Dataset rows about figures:
######
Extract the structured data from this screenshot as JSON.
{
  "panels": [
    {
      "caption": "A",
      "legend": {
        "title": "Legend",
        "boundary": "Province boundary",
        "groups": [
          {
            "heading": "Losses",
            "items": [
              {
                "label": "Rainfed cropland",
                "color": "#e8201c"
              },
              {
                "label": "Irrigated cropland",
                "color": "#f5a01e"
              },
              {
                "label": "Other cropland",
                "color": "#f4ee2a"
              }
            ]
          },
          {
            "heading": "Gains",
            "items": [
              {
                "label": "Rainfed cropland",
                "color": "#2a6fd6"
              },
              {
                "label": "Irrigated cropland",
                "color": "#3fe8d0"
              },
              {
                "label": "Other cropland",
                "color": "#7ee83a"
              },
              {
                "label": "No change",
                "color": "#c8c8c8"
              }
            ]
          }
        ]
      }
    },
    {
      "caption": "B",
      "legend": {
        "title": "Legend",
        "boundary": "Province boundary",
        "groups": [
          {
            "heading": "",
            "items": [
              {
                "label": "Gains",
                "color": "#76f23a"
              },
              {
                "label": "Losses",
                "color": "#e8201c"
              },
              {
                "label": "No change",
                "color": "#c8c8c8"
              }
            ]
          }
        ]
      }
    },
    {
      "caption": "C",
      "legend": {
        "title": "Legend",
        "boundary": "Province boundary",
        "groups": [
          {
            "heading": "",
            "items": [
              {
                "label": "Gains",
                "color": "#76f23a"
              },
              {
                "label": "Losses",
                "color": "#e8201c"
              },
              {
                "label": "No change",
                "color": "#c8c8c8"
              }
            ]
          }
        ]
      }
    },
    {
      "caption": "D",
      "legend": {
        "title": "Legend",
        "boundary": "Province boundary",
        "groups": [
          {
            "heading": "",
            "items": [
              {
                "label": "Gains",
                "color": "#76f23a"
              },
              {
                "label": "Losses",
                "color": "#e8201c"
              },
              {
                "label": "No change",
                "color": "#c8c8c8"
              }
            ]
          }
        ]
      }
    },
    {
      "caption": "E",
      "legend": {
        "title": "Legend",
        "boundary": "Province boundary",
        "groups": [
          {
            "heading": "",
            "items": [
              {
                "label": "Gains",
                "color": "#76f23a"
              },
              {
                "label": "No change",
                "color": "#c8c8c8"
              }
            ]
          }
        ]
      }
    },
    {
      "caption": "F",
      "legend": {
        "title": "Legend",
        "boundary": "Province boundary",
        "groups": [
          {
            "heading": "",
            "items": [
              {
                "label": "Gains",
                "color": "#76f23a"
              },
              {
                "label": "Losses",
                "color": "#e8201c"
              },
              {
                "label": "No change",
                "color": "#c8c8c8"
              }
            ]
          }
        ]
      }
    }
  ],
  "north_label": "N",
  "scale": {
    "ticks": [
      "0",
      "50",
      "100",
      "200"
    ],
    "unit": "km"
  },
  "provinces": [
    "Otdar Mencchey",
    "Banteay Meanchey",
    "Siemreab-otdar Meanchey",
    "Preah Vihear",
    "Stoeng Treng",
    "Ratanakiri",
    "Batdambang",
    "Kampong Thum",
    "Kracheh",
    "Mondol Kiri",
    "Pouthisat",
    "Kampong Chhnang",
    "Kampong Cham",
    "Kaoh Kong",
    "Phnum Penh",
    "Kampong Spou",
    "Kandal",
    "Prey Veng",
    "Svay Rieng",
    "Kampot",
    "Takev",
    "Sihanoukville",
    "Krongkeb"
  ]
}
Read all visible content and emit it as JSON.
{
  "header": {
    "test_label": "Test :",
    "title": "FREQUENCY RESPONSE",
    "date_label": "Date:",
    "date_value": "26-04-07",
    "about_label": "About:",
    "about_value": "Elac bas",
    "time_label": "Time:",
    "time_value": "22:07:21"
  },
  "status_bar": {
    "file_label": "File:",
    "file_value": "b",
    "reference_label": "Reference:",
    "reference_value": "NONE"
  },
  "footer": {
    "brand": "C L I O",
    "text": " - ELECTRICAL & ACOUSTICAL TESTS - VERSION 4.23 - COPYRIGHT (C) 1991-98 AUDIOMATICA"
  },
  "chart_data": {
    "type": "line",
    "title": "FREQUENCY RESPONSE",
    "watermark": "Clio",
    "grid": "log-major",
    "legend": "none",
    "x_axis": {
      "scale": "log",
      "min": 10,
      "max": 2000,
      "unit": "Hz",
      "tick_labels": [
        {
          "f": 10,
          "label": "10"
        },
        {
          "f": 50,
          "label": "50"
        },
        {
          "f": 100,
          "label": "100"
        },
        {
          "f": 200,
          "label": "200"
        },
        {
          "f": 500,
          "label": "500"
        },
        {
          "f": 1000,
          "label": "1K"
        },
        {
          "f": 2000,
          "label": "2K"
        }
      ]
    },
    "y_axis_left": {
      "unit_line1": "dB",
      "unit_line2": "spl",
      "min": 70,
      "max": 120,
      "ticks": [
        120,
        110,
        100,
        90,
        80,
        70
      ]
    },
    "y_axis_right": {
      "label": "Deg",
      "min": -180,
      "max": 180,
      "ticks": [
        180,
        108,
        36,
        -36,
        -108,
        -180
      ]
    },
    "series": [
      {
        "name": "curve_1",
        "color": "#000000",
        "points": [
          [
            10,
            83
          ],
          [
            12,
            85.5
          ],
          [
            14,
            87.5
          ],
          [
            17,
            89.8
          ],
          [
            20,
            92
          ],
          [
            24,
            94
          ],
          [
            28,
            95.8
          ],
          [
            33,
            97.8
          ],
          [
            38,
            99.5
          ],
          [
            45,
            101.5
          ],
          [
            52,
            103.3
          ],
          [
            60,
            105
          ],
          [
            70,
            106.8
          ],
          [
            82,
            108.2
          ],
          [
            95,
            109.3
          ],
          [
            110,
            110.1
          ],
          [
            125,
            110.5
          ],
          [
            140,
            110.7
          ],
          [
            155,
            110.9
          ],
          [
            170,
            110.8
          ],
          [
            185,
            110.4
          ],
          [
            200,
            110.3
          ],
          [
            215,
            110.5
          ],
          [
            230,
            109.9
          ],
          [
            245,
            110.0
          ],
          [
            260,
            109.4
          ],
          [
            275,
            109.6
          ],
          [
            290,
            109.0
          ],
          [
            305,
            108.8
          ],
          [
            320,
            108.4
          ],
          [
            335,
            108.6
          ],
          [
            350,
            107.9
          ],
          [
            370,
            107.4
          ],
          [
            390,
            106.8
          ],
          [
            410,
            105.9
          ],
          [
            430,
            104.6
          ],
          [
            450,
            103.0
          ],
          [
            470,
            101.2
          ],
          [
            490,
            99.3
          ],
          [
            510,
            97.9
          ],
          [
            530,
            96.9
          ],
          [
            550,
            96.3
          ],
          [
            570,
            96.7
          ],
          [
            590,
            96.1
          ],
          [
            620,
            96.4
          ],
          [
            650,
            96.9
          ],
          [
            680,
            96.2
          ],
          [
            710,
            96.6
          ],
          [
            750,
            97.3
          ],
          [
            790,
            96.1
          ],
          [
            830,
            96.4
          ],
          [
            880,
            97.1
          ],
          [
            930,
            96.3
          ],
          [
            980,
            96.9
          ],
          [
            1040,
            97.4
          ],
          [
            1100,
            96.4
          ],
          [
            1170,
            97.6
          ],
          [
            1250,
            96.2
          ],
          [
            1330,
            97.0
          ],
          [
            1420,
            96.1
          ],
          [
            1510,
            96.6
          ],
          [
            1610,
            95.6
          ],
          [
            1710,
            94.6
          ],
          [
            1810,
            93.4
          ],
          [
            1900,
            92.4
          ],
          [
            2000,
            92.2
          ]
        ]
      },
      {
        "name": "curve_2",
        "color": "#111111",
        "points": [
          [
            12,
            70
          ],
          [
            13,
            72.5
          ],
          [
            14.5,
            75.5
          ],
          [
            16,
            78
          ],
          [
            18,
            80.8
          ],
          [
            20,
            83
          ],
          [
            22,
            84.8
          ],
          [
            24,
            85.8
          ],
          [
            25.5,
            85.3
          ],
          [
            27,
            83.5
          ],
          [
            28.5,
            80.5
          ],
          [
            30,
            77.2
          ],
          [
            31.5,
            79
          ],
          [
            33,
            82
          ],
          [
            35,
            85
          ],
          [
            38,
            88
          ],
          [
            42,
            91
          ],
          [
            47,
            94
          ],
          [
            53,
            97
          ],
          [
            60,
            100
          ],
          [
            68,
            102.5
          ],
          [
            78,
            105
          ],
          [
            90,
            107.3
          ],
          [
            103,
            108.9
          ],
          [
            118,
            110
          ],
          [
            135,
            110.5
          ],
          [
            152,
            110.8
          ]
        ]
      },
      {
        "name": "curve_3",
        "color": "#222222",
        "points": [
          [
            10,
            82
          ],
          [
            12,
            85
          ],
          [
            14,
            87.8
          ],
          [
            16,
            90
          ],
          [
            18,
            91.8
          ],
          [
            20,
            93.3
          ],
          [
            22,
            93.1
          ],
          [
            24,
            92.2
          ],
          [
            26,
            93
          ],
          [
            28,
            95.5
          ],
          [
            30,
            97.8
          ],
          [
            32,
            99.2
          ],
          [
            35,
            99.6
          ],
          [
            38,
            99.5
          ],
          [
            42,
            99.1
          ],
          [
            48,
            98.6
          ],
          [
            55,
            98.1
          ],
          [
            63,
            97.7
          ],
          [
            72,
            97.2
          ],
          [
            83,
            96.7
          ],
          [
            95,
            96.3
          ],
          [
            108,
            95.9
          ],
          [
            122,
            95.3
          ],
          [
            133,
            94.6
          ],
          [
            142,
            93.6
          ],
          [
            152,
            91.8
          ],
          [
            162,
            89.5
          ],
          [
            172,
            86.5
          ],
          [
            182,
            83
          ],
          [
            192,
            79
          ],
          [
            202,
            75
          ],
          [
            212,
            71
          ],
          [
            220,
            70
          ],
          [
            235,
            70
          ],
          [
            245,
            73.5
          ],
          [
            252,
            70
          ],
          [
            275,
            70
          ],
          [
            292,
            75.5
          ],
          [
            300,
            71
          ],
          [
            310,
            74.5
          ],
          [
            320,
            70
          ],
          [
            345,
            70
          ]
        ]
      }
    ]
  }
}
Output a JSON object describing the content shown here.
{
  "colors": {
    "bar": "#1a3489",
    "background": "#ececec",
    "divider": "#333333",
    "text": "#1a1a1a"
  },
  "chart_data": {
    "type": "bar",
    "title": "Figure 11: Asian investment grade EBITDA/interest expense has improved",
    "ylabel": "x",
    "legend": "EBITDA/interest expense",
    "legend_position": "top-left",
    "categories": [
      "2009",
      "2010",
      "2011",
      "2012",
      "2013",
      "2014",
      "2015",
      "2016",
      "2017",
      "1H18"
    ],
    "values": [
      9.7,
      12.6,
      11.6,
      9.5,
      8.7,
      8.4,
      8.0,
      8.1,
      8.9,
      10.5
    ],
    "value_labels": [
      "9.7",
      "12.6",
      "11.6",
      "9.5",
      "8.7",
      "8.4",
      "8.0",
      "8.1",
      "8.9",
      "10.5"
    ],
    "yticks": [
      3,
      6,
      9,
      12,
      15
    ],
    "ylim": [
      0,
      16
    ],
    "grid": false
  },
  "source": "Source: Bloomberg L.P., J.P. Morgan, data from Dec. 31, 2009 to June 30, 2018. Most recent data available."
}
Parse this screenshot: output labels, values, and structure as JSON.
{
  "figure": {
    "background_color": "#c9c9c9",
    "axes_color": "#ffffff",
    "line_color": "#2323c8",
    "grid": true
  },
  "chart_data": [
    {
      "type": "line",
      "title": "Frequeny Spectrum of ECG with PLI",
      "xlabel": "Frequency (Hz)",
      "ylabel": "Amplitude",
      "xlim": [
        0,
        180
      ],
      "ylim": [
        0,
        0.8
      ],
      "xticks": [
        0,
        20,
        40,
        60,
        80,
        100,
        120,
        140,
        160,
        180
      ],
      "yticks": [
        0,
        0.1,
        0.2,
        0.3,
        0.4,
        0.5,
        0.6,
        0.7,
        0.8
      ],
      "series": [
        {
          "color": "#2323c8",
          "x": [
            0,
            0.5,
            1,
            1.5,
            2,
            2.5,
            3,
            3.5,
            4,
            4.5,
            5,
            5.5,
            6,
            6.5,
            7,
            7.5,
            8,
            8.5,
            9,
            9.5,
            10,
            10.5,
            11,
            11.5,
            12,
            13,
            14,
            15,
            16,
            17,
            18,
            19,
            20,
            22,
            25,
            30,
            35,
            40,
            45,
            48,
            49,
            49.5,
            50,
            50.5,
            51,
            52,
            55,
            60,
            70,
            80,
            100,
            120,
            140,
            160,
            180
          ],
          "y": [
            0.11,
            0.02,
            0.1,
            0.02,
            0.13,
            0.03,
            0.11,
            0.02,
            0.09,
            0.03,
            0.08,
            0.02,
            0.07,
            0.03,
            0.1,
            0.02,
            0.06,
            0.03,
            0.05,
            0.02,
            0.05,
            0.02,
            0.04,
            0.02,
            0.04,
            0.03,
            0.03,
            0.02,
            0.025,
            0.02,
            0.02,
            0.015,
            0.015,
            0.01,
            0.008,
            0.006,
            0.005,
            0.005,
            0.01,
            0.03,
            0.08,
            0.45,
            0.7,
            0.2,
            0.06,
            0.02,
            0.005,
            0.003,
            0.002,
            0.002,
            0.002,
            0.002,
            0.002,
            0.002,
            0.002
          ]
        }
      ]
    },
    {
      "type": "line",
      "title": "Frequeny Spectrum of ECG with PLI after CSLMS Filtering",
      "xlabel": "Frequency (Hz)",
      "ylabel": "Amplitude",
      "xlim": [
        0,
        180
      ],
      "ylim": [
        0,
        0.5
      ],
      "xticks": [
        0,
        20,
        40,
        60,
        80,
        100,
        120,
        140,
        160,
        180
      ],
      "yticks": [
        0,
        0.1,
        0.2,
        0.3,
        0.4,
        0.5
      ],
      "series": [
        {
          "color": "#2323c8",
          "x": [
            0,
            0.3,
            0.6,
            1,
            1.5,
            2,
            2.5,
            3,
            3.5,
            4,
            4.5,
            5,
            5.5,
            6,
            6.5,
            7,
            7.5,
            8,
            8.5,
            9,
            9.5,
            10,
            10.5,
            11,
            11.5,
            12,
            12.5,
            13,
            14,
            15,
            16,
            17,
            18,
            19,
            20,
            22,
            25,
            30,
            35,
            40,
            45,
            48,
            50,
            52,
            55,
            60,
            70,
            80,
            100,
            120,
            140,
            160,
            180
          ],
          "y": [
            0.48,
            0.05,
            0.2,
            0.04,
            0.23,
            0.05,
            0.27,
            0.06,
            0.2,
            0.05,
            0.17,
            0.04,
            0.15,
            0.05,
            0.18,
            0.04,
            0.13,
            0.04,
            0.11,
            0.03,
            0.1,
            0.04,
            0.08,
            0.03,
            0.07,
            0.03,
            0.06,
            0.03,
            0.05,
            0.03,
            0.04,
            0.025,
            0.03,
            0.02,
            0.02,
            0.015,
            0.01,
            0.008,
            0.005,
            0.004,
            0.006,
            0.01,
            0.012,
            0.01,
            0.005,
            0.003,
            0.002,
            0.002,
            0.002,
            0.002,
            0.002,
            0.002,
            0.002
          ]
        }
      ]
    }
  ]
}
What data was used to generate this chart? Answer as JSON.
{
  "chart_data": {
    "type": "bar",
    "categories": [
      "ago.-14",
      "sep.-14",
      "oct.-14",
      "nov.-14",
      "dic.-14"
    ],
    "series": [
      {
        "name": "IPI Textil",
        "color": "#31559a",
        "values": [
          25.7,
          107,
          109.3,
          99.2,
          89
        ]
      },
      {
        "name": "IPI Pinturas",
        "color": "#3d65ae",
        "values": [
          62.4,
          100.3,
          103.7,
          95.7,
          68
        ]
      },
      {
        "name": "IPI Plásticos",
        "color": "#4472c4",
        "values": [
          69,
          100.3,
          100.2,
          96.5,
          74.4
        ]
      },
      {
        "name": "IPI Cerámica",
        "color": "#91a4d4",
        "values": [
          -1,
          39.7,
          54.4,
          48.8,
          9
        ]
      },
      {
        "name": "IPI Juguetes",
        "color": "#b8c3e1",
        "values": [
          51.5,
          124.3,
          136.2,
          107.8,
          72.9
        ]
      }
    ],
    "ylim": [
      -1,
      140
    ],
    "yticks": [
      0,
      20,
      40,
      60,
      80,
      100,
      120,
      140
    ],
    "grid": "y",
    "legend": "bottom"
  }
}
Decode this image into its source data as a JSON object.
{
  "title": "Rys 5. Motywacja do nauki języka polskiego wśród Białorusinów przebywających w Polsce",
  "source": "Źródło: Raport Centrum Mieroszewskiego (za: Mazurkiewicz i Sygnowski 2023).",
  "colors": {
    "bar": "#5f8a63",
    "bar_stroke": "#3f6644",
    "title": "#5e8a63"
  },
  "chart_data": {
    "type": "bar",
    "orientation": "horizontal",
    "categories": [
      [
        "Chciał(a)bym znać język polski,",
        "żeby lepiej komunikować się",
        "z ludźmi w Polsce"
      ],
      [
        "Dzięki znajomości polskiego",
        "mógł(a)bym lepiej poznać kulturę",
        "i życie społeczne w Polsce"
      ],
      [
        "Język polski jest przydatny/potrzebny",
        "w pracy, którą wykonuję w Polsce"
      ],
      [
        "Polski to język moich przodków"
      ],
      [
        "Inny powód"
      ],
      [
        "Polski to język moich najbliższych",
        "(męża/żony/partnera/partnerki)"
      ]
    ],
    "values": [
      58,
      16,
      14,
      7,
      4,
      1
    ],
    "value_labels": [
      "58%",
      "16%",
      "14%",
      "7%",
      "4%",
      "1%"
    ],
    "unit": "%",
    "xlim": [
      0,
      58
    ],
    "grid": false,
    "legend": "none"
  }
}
######
(REQUIRED WORK)
Note every line above where the string "grid" shows up, and copy those lines.

(THE RESULT)
    "grid": "log-major",
    "grid": false
    "grid": true
    "grid": "y",
    "grid": false,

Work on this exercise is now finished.